Begin EXTRACTED MATERIAL
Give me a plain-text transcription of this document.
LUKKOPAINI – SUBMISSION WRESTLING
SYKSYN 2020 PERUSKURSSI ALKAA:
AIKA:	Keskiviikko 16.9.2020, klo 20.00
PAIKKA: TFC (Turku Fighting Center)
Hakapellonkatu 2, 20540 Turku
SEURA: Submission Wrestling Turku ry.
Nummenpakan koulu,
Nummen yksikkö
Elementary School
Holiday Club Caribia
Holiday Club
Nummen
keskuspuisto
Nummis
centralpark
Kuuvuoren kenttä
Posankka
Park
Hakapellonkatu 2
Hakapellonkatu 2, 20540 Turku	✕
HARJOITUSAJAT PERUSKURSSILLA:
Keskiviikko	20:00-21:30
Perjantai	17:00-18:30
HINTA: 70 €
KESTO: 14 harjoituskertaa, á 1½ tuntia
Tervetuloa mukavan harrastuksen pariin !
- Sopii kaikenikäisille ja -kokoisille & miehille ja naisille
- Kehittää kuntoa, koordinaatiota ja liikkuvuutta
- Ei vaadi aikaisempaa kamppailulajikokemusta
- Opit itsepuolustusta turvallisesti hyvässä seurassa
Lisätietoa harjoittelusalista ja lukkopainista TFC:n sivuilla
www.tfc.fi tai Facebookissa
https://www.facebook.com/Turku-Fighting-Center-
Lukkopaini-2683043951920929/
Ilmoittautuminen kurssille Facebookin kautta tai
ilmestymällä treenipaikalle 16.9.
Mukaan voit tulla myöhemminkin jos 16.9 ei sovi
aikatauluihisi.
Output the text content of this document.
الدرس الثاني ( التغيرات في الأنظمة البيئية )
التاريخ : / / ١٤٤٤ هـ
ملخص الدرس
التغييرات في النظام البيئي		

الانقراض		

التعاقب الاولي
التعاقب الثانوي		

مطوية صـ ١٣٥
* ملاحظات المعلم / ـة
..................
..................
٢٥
End EXTRACTED MATERIAL
● **STATED PROBLEM**: Restate the records, all of them, precisely as written.

● **TASK RESULT**:
Give me a plain-text transcription of this document.
LUKKOPAINI – SUBMISSION WRESTLING
SYKSYN 2020 PERUSKURSSI ALKAA:
AIKA:	Keskiviikko 16.9.2020, klo 20.00
PAIKKA: TFC (Turku Fighting Center)
Hakapellonkatu 2, 20540 Turku
SEURA: Submission Wrestling Turku ry.
Nummenpakan koulu,
Nummen yksikkö
Elementary School
Holiday Club Caribia
Holiday Club
Nummen
keskuspuisto
Nummis
centralpark
Kuuvuoren kenttä
Posankka
Park
Hakapellonkatu 2
Hakapellonkatu 2, 20540 Turku	✕
HARJOITUSAJAT PERUSKURSSILLA:
Keskiviikko	20:00-21:30
Perjantai	17:00-18:30
HINTA: 70 €
KESTO: 14 harjoituskertaa, á 1½ tuntia
Tervetuloa mukavan harrastuksen pariin !
- Sopii kaikenikäisille ja -kokoisille & miehille ja naisille
- Kehittää kuntoa, koordinaatiota ja liikkuvuutta
- Ei vaadi aikaisempaa kamppailulajikokemusta
- Opit itsepuolustusta turvallisesti hyvässä seurassa
Lisätietoa harjoittelusalista ja lukkopainista TFC:n sivuilla
www.tfc.fi tai Facebookissa
https://www.facebook.com/Turku-Fighting-Center-
Lukkopaini-2683043951920929/
Ilmoittautuminen kurssille Facebookin kautta tai
ilmestymällä treenipaikalle 16.9.
Mukaan voit tulla myöhemminkin jos 16.9 ei sovi
aikatauluihisi.
Output the text content of this document.
الدرس الثاني ( التغيرات في الأنظمة البيئية )
التاريخ : / / ١٤٤٤ هـ
ملخص الدرس
التغييرات في النظام البيئي		

الانقراض		

التعاقب الاولي
التعاقب الثانوي		

مطوية صـ ١٣٥
* ملاحظات المعلم / ـة
..................
..................
٢٥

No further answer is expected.